2.- Le consortium dans les contrats avec l´Etat
Tel qu´évoqué précédemment, il est fréquent que les personnes physiques ou morales, qu´elles soient locales ou étrangères, décident de participer à un appel d´offres organisé par l´État sen la loi des contrats avec l´État à travers un consortium dès lors qu´elles n´ont pas un niveau d´expérience suffisant. Le consortium leur permet de compléter leurs niveaux d´expérience, ressources, capacités et expertises, et de remplir ainsi les exigences demandées par l´État.
Selon la loi des contrats avec l´État qui s´applique à la plupart des contrats avec l´État, sauf exception, comme c´est le par exemple des projets de concessions avec PROINVERSION, chaque membre du consortium doit être inscrit au Registre National des Fournisseurs (« RNP ») tenu par l´Organisme Superviseur des Contrats avec l´État (« OSCE »). Lors de la soumission des offres, les membres du consortium devront présenter une « Promesse Formelle de Consortium ». Les signatures apposées dans ce document doivent être certifiées par un Notaire. Il doit contenir l´identification du représentant légal commun du consortium, le domicile, les obligations de chaque membre du consortium lors de l´exécution du contrat, les pourcentages de leur participation dans le consortium ainsi que la promesse ferme de signer un contrat définitif de consortium dans le cas où le consortium viendrait à emporter l´appel d´offres. C´est ainsi que dans ce cas, la « Promesse Formelle de Consortium » devient un « Contrat de Consortium ».
S´agissant de l´établissement de la preuve de l´expérience des membres du consortium, la loi péruvienne exige que cette expérience soit prise en compte de façon proportionnelle au pourcentage de leur participation dans les obligations relatives à l´exécution du contrat de consortium. En outre, si un membre du consortium participe uniquement à des questions d´administration (par ex. Procédures d´importation, obtention des garanties bancaires, facturation), son expérience ne pourra pas être prise en compte pour l´évaluation des offres.
Ainsi que nous l´avons indiqué, la loi péruvienne crée une responsabilité solidaire entre les membres du consortium. Ils seront tenus solidairement responsables face à l´État dans le cas où le représentant légal du consortium se rétracte et ne signe pas le contrat résultant de l´appel d´offres, en cas d´inexécution de ce contrat et pour tous les dommages y afférents. Inutile donc d´insister sur le fait qu´il faut être très précautionneux lors du choix des membres du consortium dans la mesure où la faute de l´un d´entre eux engage les autres.
3.- La fiscalité du consortium
Le traitement comptable et fiscal du consortium est un aspect fondamental à prendre en compte par les personnes physiques ou morales, fussent- elles locales ou étrangères et ayant l´intention de conclure un consortium.

+ + + +

CONSIGNE ÉCRITE A:
Recopiez les entrées depuis leur début jusqu'à la ligne contenant "nfs-showmount-entry: |_ /" incluse, en substituant "nfs-listing-row" à "nfs-ls-row" ; le reste ne change pas.
Le texte et les entrées n'ont aucun lien entre eux.

Données sur les éléments et les zones:
+ + + +

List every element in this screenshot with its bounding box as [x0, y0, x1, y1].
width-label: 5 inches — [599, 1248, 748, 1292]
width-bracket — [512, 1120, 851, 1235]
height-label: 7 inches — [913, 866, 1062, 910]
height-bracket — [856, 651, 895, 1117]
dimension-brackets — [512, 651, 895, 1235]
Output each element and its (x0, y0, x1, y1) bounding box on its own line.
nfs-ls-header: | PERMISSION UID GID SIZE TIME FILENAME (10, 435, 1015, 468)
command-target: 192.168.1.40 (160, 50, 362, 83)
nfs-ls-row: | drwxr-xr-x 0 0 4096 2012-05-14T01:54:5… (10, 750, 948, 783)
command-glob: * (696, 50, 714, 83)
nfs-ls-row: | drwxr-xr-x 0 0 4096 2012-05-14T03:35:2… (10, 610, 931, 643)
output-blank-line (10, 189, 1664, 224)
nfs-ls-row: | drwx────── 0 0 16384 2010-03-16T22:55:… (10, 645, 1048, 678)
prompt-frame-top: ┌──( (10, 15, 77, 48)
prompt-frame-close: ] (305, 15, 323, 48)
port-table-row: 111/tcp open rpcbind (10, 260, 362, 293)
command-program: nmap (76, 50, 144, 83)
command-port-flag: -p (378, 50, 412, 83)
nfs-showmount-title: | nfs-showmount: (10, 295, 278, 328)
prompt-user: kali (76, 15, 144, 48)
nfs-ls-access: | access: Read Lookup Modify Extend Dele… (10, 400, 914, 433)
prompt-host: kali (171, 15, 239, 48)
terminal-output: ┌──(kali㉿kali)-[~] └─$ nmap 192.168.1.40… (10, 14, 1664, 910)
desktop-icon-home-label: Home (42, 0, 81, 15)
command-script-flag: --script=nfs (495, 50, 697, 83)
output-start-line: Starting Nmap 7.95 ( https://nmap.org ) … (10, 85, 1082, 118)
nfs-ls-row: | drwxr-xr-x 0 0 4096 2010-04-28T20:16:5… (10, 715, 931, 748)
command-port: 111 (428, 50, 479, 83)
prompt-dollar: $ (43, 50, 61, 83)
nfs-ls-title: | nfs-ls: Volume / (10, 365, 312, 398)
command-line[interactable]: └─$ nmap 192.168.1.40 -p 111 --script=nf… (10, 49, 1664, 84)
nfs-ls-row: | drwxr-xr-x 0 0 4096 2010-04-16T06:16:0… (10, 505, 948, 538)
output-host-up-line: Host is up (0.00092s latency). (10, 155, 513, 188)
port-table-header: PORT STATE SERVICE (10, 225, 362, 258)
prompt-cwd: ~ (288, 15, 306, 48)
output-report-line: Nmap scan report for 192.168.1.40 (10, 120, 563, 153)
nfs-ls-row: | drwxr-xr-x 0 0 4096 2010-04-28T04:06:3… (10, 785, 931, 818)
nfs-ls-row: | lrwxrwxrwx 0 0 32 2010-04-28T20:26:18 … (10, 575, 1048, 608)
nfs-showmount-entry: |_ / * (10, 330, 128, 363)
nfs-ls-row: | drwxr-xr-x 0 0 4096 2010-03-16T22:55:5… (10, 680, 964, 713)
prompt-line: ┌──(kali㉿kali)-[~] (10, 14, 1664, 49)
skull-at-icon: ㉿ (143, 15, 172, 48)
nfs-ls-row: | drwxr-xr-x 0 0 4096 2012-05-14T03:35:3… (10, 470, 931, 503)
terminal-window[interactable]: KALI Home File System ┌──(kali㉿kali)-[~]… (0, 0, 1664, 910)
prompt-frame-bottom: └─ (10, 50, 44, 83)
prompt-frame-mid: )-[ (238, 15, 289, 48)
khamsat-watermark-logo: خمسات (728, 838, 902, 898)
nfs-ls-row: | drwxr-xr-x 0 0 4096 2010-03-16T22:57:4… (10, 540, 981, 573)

+ + + +

CONSIGNE ÉCRITE B:
Selon le texte sur le consortium, que doit contenir la « Promesse Formelle de Consortium » ? Citez tous les éléments.

BONNE RÉPONSE A:
List every element in this screenshot with its bounding box as [x0, y0, x1, y1].
width-label: 5 inches — [599, 1248, 748, 1292]
width-bracket — [512, 1120, 851, 1235]
height-label: 7 inches — [913, 866, 1062, 910]
height-bracket — [856, 651, 895, 1117]
dimension-brackets — [512, 651, 895, 1235]
Output each element and its (x0, y0, x1, y1) bounding box on its own line.
nfs-ls-header: | PERMISSION UID GID SIZE TIME FILENAME (10, 435, 1015, 468)
command-target: 192.168.1.40 (160, 50, 362, 83)
nfs-listing-row: | drwxr-xr-x 0 0 4096 2012-05-14T01:54:5… (10, 750, 948, 783)
command-glob: * (696, 50, 714, 83)
nfs-listing-row: | drwxr-xr-x 0 0 4096 2012-05-14T03:35:2… (10, 610, 931, 643)
output-blank-line (10, 189, 1664, 224)
nfs-listing-row: | drwx────── 0 0 16384 2010-03-16T22:55:… (10, 645, 1048, 678)
prompt-frame-top: ┌──( (10, 15, 77, 48)
prompt-frame-close: ] (305, 15, 323, 48)
port-table-row: 111/tcp open rpcbind (10, 260, 362, 293)
command-program: nmap (76, 50, 144, 83)
command-port-flag: -p (378, 50, 412, 83)
nfs-showmount-title: | nfs-showmount: (10, 295, 278, 328)
prompt-user: kali (76, 15, 144, 48)
nfs-ls-access: | access: Read Lookup Modify Extend Dele… (10, 400, 914, 433)
prompt-host: kali (171, 15, 239, 48)
terminal-output: ┌──(kali㉿kali)-[~] └─$ nmap 192.168.1.40… (10, 14, 1664, 910)
desktop-icon-home-label: Home (42, 0, 81, 15)
command-script-flag: --script=nfs (495, 50, 697, 83)
output-start-line: Starting Nmap 7.95 ( https://nmap.org ) … (10, 85, 1082, 118)
nfs-listing-row: | drwxr-xr-x 0 0 4096 2010-04-28T20:16:5… (10, 715, 931, 748)
command-port: 111 (428, 50, 479, 83)
prompt-dollar: $ (43, 50, 61, 83)
nfs-ls-title: | nfs-ls: Volume / (10, 365, 312, 398)
command-line[interactable]: └─$ nmap 192.168.1.40 -p 111 --script=nf… (10, 49, 1664, 84)
nfs-listing-row: | drwxr-xr-x 0 0 4096 2010-04-16T06:16:0… (10, 505, 948, 538)
output-host-up-line: Host is up (0.00092s latency). (10, 155, 513, 188)
port-table-header: PORT STATE SERVICE (10, 225, 362, 258)
prompt-cwd: ~ (288, 15, 306, 48)
output-report-line: Nmap scan report for 192.168.1.40 (10, 120, 563, 153)
nfs-listing-row: | drwxr-xr-x 0 0 4096 2010-04-28T04:06:3… (10, 785, 931, 818)
nfs-listing-row: | lrwxrwxrwx 0 0 32 2010-04-28T20:26:18 … (10, 575, 1048, 608)
nfs-showmount-entry: |_ / * (10, 330, 128, 363)

BONNE RÉPONSE B:
- l'identification du représentant légal commun du consortium
- le domicile
- les obligations de chaque membre du consortium lors de l'exécution du contrat
- les pourcentages de leur participation dans le consortium
- la promesse ferme de signer un contrat définitif de consortium si le consortium emporte l'appel d'offres